### [STATED TASK]
Among the lines below, list those containing the string "June".

(Records from a collection of figures)
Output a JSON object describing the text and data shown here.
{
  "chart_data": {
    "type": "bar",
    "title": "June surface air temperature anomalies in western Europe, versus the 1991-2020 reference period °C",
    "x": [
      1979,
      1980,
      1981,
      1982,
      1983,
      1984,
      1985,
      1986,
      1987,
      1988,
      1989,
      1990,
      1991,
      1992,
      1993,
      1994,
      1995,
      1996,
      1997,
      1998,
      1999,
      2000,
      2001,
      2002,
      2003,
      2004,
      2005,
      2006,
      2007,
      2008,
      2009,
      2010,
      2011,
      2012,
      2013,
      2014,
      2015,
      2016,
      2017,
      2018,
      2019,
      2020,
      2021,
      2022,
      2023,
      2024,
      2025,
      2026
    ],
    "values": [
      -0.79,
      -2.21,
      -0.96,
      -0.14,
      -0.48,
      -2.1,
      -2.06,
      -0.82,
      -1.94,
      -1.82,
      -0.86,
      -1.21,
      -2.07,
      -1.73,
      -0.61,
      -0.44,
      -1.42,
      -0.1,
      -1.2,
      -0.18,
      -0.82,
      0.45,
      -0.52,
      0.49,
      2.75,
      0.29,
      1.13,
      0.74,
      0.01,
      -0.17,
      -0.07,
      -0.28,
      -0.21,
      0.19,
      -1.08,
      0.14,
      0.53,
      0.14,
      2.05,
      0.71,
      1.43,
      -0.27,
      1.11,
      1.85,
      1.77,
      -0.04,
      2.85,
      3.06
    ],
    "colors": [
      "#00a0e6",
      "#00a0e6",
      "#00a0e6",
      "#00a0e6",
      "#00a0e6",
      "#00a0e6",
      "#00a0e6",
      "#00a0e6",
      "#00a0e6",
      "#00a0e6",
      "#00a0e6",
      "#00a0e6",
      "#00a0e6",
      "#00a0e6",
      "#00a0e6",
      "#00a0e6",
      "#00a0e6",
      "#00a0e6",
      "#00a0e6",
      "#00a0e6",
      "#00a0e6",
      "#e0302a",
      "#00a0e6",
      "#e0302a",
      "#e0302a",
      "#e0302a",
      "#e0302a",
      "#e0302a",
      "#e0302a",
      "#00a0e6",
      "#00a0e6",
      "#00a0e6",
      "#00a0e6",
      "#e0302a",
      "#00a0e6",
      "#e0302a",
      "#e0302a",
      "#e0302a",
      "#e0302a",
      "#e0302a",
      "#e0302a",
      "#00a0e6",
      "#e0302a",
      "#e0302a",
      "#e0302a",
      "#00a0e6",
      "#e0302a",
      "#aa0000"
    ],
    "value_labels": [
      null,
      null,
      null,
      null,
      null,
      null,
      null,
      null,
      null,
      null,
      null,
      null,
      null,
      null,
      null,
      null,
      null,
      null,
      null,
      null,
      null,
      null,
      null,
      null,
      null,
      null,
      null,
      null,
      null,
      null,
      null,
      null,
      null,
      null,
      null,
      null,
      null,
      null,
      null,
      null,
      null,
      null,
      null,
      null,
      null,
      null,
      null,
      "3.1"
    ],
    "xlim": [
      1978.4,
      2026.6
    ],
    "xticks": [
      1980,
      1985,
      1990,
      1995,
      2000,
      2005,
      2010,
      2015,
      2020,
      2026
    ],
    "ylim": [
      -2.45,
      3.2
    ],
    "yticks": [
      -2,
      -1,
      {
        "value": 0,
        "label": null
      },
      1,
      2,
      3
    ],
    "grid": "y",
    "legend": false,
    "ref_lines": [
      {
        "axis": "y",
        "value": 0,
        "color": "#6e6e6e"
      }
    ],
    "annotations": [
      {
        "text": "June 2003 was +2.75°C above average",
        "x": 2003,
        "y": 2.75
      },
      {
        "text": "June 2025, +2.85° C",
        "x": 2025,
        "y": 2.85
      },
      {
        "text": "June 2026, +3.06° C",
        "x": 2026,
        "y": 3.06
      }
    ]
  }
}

### [FINAL ANSWER]
    "title": "June surface air temperature anomalies in western Europe, versus the 1991-2020 reference period °C",
        "text": "June 2003 was +2.75°C above average",
        "text": "June 2025, +2.85° C",
        "text": "June 2026, +3.06° C",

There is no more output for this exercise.